* Given task *
Repeat each entry word for word. Leave any images out of the copy.

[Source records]
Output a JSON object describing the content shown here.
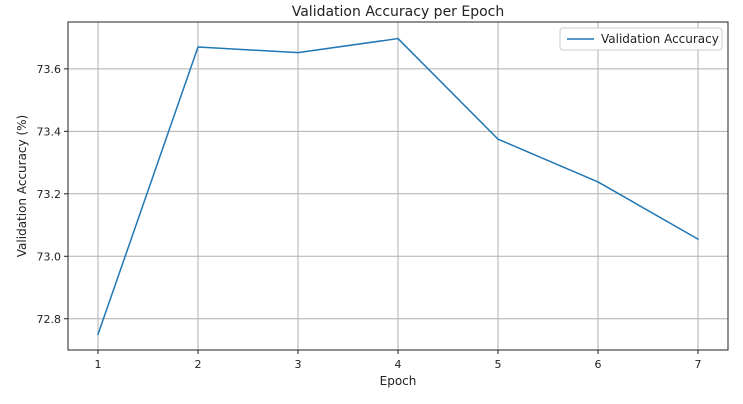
{
  "chart_data": {
    "type": "line",
    "title": "Validation Accuracy per Epoch",
    "xlabel": "Epoch",
    "ylabel": "Validation Accuracy (%)",
    "x": [
      1,
      2,
      3,
      4,
      5,
      6,
      7
    ],
    "series": [
      {
        "name": "Validation Accuracy",
        "values": [
          72.75,
          73.67,
          73.652,
          73.697,
          73.375,
          73.238,
          73.055
        ],
        "color": "#1f77b4"
      }
    ],
    "xticks": [
      "1",
      "2",
      "3",
      "4",
      "5",
      "6",
      "7"
    ],
    "yticks": [
      "72.8",
      "73.0",
      "73.2",
      "73.4",
      "73.6"
    ],
    "ytick_values": [
      72.8,
      73.0,
      73.2,
      73.4,
      73.6
    ],
    "xlim": [
      0.7,
      7.3
    ],
    "ylim": [
      72.7,
      73.75
    ],
    "grid": true,
    "legend_position": "top-right"
  }
}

* Task output *
Output a JSON object describing the content shown here.
{
  "chart_data": {
    "type": "line",
    "title": "Validation Accuracy per Epoch",
    "xlabel": "Epoch",
    "ylabel": "Validation Accuracy (%)",
    "x": [
      1,
      2,
      3,
      4,
      5,
      6,
      7
    ],
    "series": [
      {
        "name": "Validation Accuracy",
        "values": [
          72.75,
          73.67,
          73.652,
          73.697,
          73.375,
          73.238,
          73.055
        ],
        "color": "#1f77b4"
      }
    ],
    "xticks": [
      "1",
      "2",
      "3",
      "4",
      "5",
      "6",
      "7"
    ],
    "yticks": [
      "72.8",
      "73.0",
      "73.2",
      "73.4",
      "73.6"
    ],
    "ytick_values": [
      72.8,
      73.0,
      73.2,
      73.4,
      73.6
    ],
    "xlim": [
      0.7,
      7.3
    ],
    "ylim": [
      72.7,
      73.75
    ],
    "grid": true,
    "legend_position": "top-right"
  }
}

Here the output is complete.